Make a verbatim copy of the entries below; pictures stay out.

------ Data records ------

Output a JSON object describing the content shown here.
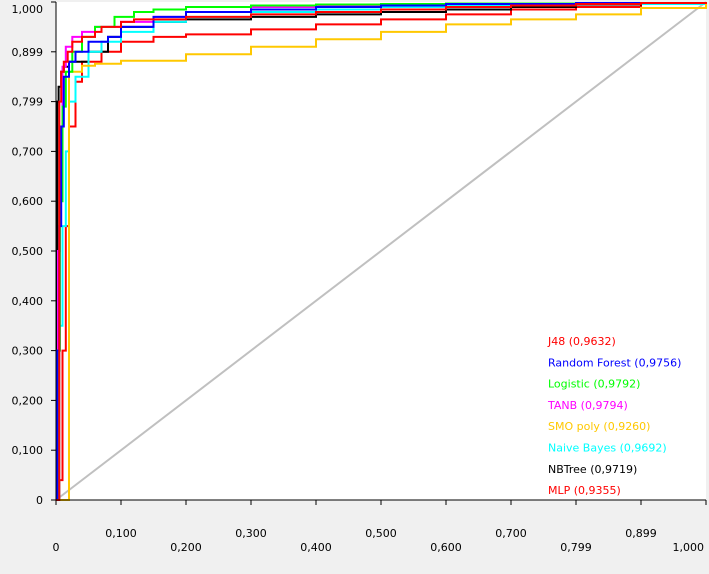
{
  "chart_data": {
    "type": "line",
    "title": "",
    "xlabel": "",
    "ylabel": "",
    "xlim": [
      0,
      1
    ],
    "ylim": [
      0,
      1
    ],
    "grid": false,
    "legend_position": "bottom-right",
    "x_ticks": [
      {
        "value": 0,
        "label": "0"
      },
      {
        "value": 0.1,
        "label": "0,100"
      },
      {
        "value": 0.2,
        "label": "0,200"
      },
      {
        "value": 0.3,
        "label": "0,300"
      },
      {
        "value": 0.4,
        "label": "0,400"
      },
      {
        "value": 0.5,
        "label": "0,500"
      },
      {
        "value": 0.6,
        "label": "0,600"
      },
      {
        "value": 0.7,
        "label": "0,700"
      },
      {
        "value": 0.8,
        "label": "0,799"
      },
      {
        "value": 0.9,
        "label": "0,899"
      },
      {
        "value": 1.0,
        "label": "1,000"
      }
    ],
    "y_ticks": [
      {
        "value": 0,
        "label": "0"
      },
      {
        "value": 0.1,
        "label": "0,100"
      },
      {
        "value": 0.2,
        "label": "0,200"
      },
      {
        "value": 0.3,
        "label": "0,300"
      },
      {
        "value": 0.4,
        "label": "0,400"
      },
      {
        "value": 0.5,
        "label": "0,500"
      },
      {
        "value": 0.6,
        "label": "0,600"
      },
      {
        "value": 0.7,
        "label": "0,700"
      },
      {
        "value": 0.8,
        "label": "0,799"
      },
      {
        "value": 0.9,
        "label": "0,899"
      },
      {
        "value": 1.0,
        "label": "1,000"
      }
    ],
    "diagonal": {
      "color": "#c0c0c0",
      "x": [
        0,
        1
      ],
      "y": [
        0,
        1
      ]
    },
    "series": [
      {
        "name": "J48 (0,9632)",
        "color": "#ff0000",
        "x": [
          0,
          0.005,
          0.008,
          0.012,
          0.018,
          0.025,
          0.04,
          0.06,
          0.07,
          0.1,
          0.12,
          0.2,
          0.3,
          0.4,
          0.5,
          0.6,
          0.7,
          0.8,
          0.9,
          1.0
        ],
        "y": [
          0,
          0.8,
          0.86,
          0.88,
          0.9,
          0.92,
          0.93,
          0.94,
          0.95,
          0.96,
          0.965,
          0.97,
          0.975,
          0.98,
          0.985,
          0.99,
          0.993,
          0.996,
          0.998,
          1.0
        ]
      },
      {
        "name": "Random Forest (0,9756)",
        "color": "#0000ff",
        "x": [
          0,
          0.002,
          0.005,
          0.008,
          0.012,
          0.02,
          0.03,
          0.05,
          0.08,
          0.1,
          0.15,
          0.2,
          0.3,
          0.4,
          0.5,
          0.6,
          0.8,
          1.0
        ],
        "y": [
          0,
          0.3,
          0.55,
          0.75,
          0.85,
          0.88,
          0.9,
          0.92,
          0.93,
          0.95,
          0.97,
          0.98,
          0.985,
          0.99,
          0.993,
          0.996,
          0.998,
          1.0
        ]
      },
      {
        "name": "Logistic (0,9792)",
        "color": "#00ff00",
        "x": [
          0,
          0.003,
          0.006,
          0.01,
          0.015,
          0.025,
          0.04,
          0.06,
          0.09,
          0.12,
          0.15,
          0.2,
          0.3,
          0.4,
          0.5,
          0.6,
          0.8,
          1.0
        ],
        "y": [
          0,
          0.3,
          0.6,
          0.79,
          0.86,
          0.9,
          0.93,
          0.95,
          0.97,
          0.98,
          0.985,
          0.99,
          0.993,
          0.995,
          0.996,
          0.997,
          0.998,
          1.0
        ]
      },
      {
        "name": "TANB (0,9794)",
        "color": "#ff00ff",
        "x": [
          0,
          0.003,
          0.006,
          0.01,
          0.015,
          0.025,
          0.04,
          0.06,
          0.1,
          0.15,
          0.2,
          0.3,
          0.4,
          0.5,
          0.6,
          0.8,
          1.0
        ],
        "y": [
          0,
          0.5,
          0.75,
          0.87,
          0.91,
          0.93,
          0.94,
          0.95,
          0.96,
          0.97,
          0.98,
          0.99,
          0.993,
          0.995,
          0.996,
          0.998,
          1.0
        ]
      },
      {
        "name": "SMO poly (0,9260)",
        "color": "#ffc800",
        "x": [
          0,
          0.02,
          0.04,
          0.06,
          0.1,
          0.2,
          0.3,
          0.4,
          0.5,
          0.6,
          0.7,
          0.8,
          0.9,
          1.0
        ],
        "y": [
          0,
          0.86,
          0.872,
          0.876,
          0.882,
          0.895,
          0.91,
          0.925,
          0.94,
          0.955,
          0.965,
          0.975,
          0.988,
          1.0
        ]
      },
      {
        "name": "Naive Bayes (0,9692)",
        "color": "#00ffff",
        "x": [
          0,
          0.005,
          0.01,
          0.015,
          0.02,
          0.03,
          0.05,
          0.07,
          0.1,
          0.15,
          0.2,
          0.3,
          0.4,
          0.5,
          0.6,
          0.8,
          1.0
        ],
        "y": [
          0,
          0.35,
          0.55,
          0.7,
          0.8,
          0.85,
          0.9,
          0.92,
          0.94,
          0.96,
          0.97,
          0.98,
          0.985,
          0.99,
          0.993,
          0.996,
          1.0
        ]
      },
      {
        "name": "NBTree (0,9719)",
        "color": "#000000",
        "x": [
          0,
          0.002,
          0.004,
          0.008,
          0.012,
          0.02,
          0.05,
          0.08,
          0.1,
          0.15,
          0.2,
          0.3,
          0.4,
          0.5,
          0.6,
          0.7,
          0.8,
          0.9,
          1.0
        ],
        "y": [
          0,
          0.8,
          0.83,
          0.86,
          0.87,
          0.88,
          0.9,
          0.93,
          0.95,
          0.96,
          0.965,
          0.97,
          0.975,
          0.98,
          0.985,
          0.99,
          0.995,
          0.998,
          1.0
        ]
      },
      {
        "name": "MLP (0,9355)",
        "color": "#ff0000",
        "x": [
          0,
          0.005,
          0.01,
          0.015,
          0.02,
          0.03,
          0.04,
          0.07,
          0.1,
          0.15,
          0.2,
          0.3,
          0.4,
          0.5,
          0.6,
          0.7,
          0.8,
          0.9,
          1.0
        ],
        "y": [
          0,
          0.04,
          0.3,
          0.55,
          0.75,
          0.84,
          0.88,
          0.9,
          0.92,
          0.93,
          0.935,
          0.945,
          0.955,
          0.965,
          0.975,
          0.985,
          0.99,
          0.996,
          1.0
        ]
      }
    ]
  }
}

------

## Answer in full
Output a JSON object describing the content shown here.
{
  "chart_data": {
    "type": "line",
    "title": "",
    "xlabel": "",
    "ylabel": "",
    "xlim": [
      0,
      1
    ],
    "ylim": [
      0,
      1
    ],
    "grid": false,
    "legend_position": "bottom-right",
    "x_ticks": [
      {
        "value": 0,
        "label": "0"
      },
      {
        "value": 0.1,
        "label": "0,100"
      },
      {
        "value": 0.2,
        "label": "0,200"
      },
      {
        "value": 0.3,
        "label": "0,300"
      },
      {
        "value": 0.4,
        "label": "0,400"
      },
      {
        "value": 0.5,
        "label": "0,500"
      },
      {
        "value": 0.6,
        "label": "0,600"
      },
      {
        "value": 0.7,
        "label": "0,700"
      },
      {
        "value": 0.8,
        "label": "0,799"
      },
      {
        "value": 0.9,
        "label": "0,899"
      },
      {
        "value": 1.0,
        "label": "1,000"
      }
    ],
    "y_ticks": [
      {
        "value": 0,
        "label": "0"
      },
      {
        "value": 0.1,
        "label": "0,100"
      },
      {
        "value": 0.2,
        "label": "0,200"
      },
      {
        "value": 0.3,
        "label": "0,300"
      },
      {
        "value": 0.4,
        "label": "0,400"
      },
      {
        "value": 0.5,
        "label": "0,500"
      },
      {
        "value": 0.6,
        "label": "0,600"
      },
      {
        "value": 0.7,
        "label": "0,700"
      },
      {
        "value": 0.8,
        "label": "0,799"
      },
      {
        "value": 0.9,
        "label": "0,899"
      },
      {
        "value": 1.0,
        "label": "1,000"
      }
    ],
    "diagonal": {
      "color": "#c0c0c0",
      "x": [
        0,
        1
      ],
      "y": [
        0,
        1
      ]
    },
    "series": [
      {
        "name": "J48 (0,9632)",
        "color": "#ff0000",
        "x": [
          0,
          0.005,
          0.008,
          0.012,
          0.018,
          0.025,
          0.04,
          0.06,
          0.07,
          0.1,
          0.12,
          0.2,
          0.3,
          0.4,
          0.5,
          0.6,
          0.7,
          0.8,
          0.9,
          1.0
        ],
        "y": [
          0,
          0.8,
          0.86,
          0.88,
          0.9,
          0.92,
          0.93,
          0.94,
          0.95,
          0.96,
          0.965,
          0.97,
          0.975,
          0.98,
          0.985,
          0.99,
          0.993,
          0.996,
          0.998,
          1.0
        ]
      },
      {
        "name": "Random Forest (0,9756)",
        "color": "#0000ff",
        "x": [
          0,
          0.002,
          0.005,
          0.008,
          0.012,
          0.02,
          0.03,
          0.05,
          0.08,
          0.1,
          0.15,
          0.2,
          0.3,
          0.4,
          0.5,
          0.6,
          0.8,
          1.0
        ],
        "y": [
          0,
          0.3,
          0.55,
          0.75,
          0.85,
          0.88,
          0.9,
          0.92,
          0.93,
          0.95,
          0.97,
          0.98,
          0.985,
          0.99,
          0.993,
          0.996,
          0.998,
          1.0
        ]
      },
      {
        "name": "Logistic (0,9792)",
        "color": "#00ff00",
        "x": [
          0,
          0.003,
          0.006,
          0.01,
          0.015,
          0.025,
          0.04,
          0.06,
          0.09,
          0.12,
          0.15,
          0.2,
          0.3,
          0.4,
          0.5,
          0.6,
          0.8,
          1.0
        ],
        "y": [
          0,
          0.3,
          0.6,
          0.79,
          0.86,
          0.9,
          0.93,
          0.95,
          0.97,
          0.98,
          0.985,
          0.99,
          0.993,
          0.995,
          0.996,
          0.997,
          0.998,
          1.0
        ]
      },
      {
        "name": "TANB (0,9794)",
        "color": "#ff00ff",
        "x": [
          0,
          0.003,
          0.006,
          0.01,
          0.015,
          0.025,
          0.04,
          0.06,
          0.1,
          0.15,
          0.2,
          0.3,
          0.4,
          0.5,
          0.6,
          0.8,
          1.0
        ],
        "y": [
          0,
          0.5,
          0.75,
          0.87,
          0.91,
          0.93,
          0.94,
          0.95,
          0.96,
          0.97,
          0.98,
          0.99,
          0.993,
          0.995,
          0.996,
          0.998,
          1.0
        ]
      },
      {
        "name": "SMO poly (0,9260)",
        "color": "#ffc800",
        "x": [
          0,
          0.02,
          0.04,
          0.06,
          0.1,
          0.2,
          0.3,
          0.4,
          0.5,
          0.6,
          0.7,
          0.8,
          0.9,
          1.0
        ],
        "y": [
          0,
          0.86,
          0.872,
          0.876,
          0.882,
          0.895,
          0.91,
          0.925,
          0.94,
          0.955,
          0.965,
          0.975,
          0.988,
          1.0
        ]
      },
      {
        "name": "Naive Bayes (0,9692)",
        "color": "#00ffff",
        "x": [
          0,
          0.005,
          0.01,
          0.015,
          0.02,
          0.03,
          0.05,
          0.07,
          0.1,
          0.15,
          0.2,
          0.3,
          0.4,
          0.5,
          0.6,
          0.8,
          1.0
        ],
        "y": [
          0,
          0.35,
          0.55,
          0.7,
          0.8,
          0.85,
          0.9,
          0.92,
          0.94,
          0.96,
          0.97,
          0.98,
          0.985,
          0.99,
          0.993,
          0.996,
          1.0
        ]
      },
      {
        "name": "NBTree (0,9719)",
        "color": "#000000",
        "x": [
          0,
          0.002,
          0.004,
          0.008,
          0.012,
          0.02,
          0.05,
          0.08,
          0.1,
          0.15,
          0.2,
          0.3,
          0.4,
          0.5,
          0.6,
          0.7,
          0.8,
          0.9,
          1.0
        ],
        "y": [
          0,
          0.8,
          0.83,
          0.86,
          0.87,
          0.88,
          0.9,
          0.93,
          0.95,
          0.96,
          0.965,
          0.97,
          0.975,
          0.98,
          0.985,
          0.99,
          0.995,
          0.998,
          1.0
        ]
      },
      {
        "name": "MLP (0,9355)",
        "color": "#ff0000",
        "x": [
          0,
          0.005,
          0.01,
          0.015,
          0.02,
          0.03,
          0.04,
          0.07,
          0.1,
          0.15,
          0.2,
          0.3,
          0.4,
          0.5,
          0.6,
          0.7,
          0.8,
          0.9,
          1.0
        ],
        "y": [
          0,
          0.04,
          0.3,
          0.55,
          0.75,
          0.84,
          0.88,
          0.9,
          0.92,
          0.93,
          0.935,
          0.945,
          0.955,
          0.965,
          0.975,
          0.985,
          0.99,
          0.996,
          1.0
        ]
      }
    ]
  }
}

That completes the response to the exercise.